Work to be completed: Retype the listing below line for line, copying every character without change.

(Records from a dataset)
-------------------------

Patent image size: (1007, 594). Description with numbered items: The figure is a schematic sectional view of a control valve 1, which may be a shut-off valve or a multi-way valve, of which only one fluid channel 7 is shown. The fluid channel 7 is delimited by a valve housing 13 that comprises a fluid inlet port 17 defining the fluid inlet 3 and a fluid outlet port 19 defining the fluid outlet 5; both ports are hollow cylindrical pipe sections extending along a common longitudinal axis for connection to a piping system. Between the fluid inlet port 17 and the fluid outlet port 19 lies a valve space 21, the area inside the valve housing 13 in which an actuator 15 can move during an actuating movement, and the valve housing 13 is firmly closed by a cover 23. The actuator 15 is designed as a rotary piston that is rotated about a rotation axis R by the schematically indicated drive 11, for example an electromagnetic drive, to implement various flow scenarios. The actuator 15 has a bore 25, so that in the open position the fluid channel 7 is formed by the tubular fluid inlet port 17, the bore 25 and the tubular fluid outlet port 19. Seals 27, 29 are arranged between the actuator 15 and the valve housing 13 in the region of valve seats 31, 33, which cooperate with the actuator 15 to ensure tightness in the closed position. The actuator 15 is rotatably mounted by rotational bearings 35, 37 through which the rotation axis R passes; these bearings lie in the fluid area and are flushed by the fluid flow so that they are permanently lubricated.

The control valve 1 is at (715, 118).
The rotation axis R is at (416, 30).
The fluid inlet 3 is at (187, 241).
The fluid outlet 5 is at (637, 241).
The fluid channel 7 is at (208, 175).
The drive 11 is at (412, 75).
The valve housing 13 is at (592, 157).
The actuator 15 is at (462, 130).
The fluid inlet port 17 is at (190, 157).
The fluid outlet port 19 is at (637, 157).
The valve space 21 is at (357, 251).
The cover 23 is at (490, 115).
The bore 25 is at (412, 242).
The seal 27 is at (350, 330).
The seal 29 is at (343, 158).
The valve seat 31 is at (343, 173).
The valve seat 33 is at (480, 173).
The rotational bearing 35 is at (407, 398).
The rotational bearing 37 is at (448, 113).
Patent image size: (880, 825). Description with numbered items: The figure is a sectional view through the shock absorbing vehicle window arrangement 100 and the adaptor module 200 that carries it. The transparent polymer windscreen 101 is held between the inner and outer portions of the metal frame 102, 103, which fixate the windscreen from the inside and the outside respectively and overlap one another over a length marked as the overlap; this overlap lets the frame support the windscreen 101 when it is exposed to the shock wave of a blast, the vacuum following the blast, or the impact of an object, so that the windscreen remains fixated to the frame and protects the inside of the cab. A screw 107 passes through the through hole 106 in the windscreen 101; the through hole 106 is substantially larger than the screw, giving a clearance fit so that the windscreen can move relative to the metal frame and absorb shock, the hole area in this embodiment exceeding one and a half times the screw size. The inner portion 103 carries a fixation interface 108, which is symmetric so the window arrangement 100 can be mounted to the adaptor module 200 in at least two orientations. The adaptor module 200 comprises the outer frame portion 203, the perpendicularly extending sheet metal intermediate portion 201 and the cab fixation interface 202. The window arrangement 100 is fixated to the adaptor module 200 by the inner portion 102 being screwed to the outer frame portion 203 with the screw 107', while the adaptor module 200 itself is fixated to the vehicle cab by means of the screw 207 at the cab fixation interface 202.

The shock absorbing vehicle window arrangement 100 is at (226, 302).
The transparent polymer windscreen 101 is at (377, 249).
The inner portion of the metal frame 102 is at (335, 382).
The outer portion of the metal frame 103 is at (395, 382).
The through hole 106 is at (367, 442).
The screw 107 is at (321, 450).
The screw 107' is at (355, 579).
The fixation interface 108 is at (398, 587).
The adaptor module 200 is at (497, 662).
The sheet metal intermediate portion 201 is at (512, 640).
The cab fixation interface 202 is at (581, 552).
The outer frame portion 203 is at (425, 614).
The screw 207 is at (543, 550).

-------------------------

Result of this exercise:
Patent image size: (1007, 594). Description with numbered items: The figure is a schematic sectional view of a control valve 1, which may be a shut-off valve or a multi-way valve, of which only one fluid channel 7 is shown. The fluid channel 7 is delimited by a valve housing 13 that comprises a fluid inlet port 17 defining the fluid inlet 3 and a fluid outlet port 19 defining the fluid outlet 5; both ports are hollow cylindrical pipe sections extending along a common longitudinal axis for connection to a piping system. Between the fluid inlet port 17 and the fluid outlet port 19 lies a valve space 21, the area inside the valve housing 13 in which an actuator 15 can move during an actuating movement, and the valve housing 13 is firmly closed by a cover 23. The actuator 15 is designed as a rotary piston that is rotated about a rotation axis R by the schematically indicated drive 11, for example an electromagnetic drive, to implement various flow scenarios. The actuator 15 has a bore 25, so that in the open position the fluid channel 7 is formed by the tubular fluid inlet port 17, the bore 25 and the tubular fluid outlet port 19. Seals 27, 29 are arranged between the actuator 15 and the valve housing 13 in the region of valve seats 31, 33, which cooperate with the actuator 15 to ensure tightness in the closed position. The actuator 15 is rotatably mounted by rotational bearings 35, 37 through which the rotation axis R passes; these bearings lie in the fluid area and are flushed by the fluid flow so that they are permanently lubricated.

The control valve 1 is at (715, 118).
The rotation axis R is at (416, 30).
The fluid inlet 3 is at (187, 241).
The fluid outlet 5 is at (637, 241).
The fluid channel 7 is at (208, 175).
The drive 11 is at (412, 75).
The valve housing 13 is at (592, 157).
The actuator 15 is at (462, 130).
The fluid inlet port 17 is at (190, 157).
The fluid outlet port 19 is at (637, 157).
The valve space 21 is at (357, 251).
The cover 23 is at (490, 115).
The bore 25 is at (412, 242).
The seal 27 is at (350, 330).
The seal 29 is at (343, 158).
The valve seat 31 is at (343, 173).
The valve seat 33 is at (480, 173).
The rotational bearing 35 is at (407, 398).
The rotational bearing 37 is at (448, 113).
Patent image size: (880, 825). Description with numbered items: The figure is a sectional view through the shock absorbing vehicle window arrangement 100 and the adaptor module 200 that carries it. The transparent polymer windscreen 101 is held between the inner and outer portions of the metal frame 102, 103, which fixate the windscreen from the inside and the outside respectively and overlap one another over a length marked as the overlap; this overlap lets the frame support the windscreen 101 when it is exposed to the shock wave of a blast, the vacuum following the blast, or the impact of an object, so that the windscreen remains fixated to the frame and protects the inside of the cab. A screw 107 passes through the through hole 106 in the windscreen 101; the through hole 106 is substantially larger than the screw, giving a clearance fit so that the windscreen can move relative to the metal frame and absorb shock, the hole area in this embodiment exceeding one and a half times the screw size. The inner portion 103 carries a fixation interface 108, which is symmetric so the window arrangement 100 can be mounted to the adaptor module 200 in at least two orientations. The adaptor module 200 comprises the outer frame portion 203, the perpendicularly extending sheet metal intermediate portion 201 and the cab fixation interface 202. The window arrangement 100 is fixated to the adaptor module 200 by the inner portion 102 being screwed to the outer frame portion 203 with the screw 107', while the adaptor module 200 itself is fixated to the vehicle cab by means of the screw 207 at the cab fixation interface 202.

The shock absorbing vehicle window arrangement 100 is at (226, 302).
The transparent polymer windscreen 101 is at (377, 249).
The inner portion of the metal frame 102 is at (335, 382).
The outer portion of the metal frame 103 is at (395, 382).
The through hole 106 is at (367, 442).
The screw 107 is at (321, 450).
The screw 107' is at (355, 579).
The fixation interface 108 is at (398, 587).
The adaptor module 200 is at (497, 662).
The sheet metal intermediate portion 201 is at (512, 640).
The cab fixation interface 202 is at (581, 552).
The outer frame portion 203 is at (425, 614).
The screw 207 is at (543, 550).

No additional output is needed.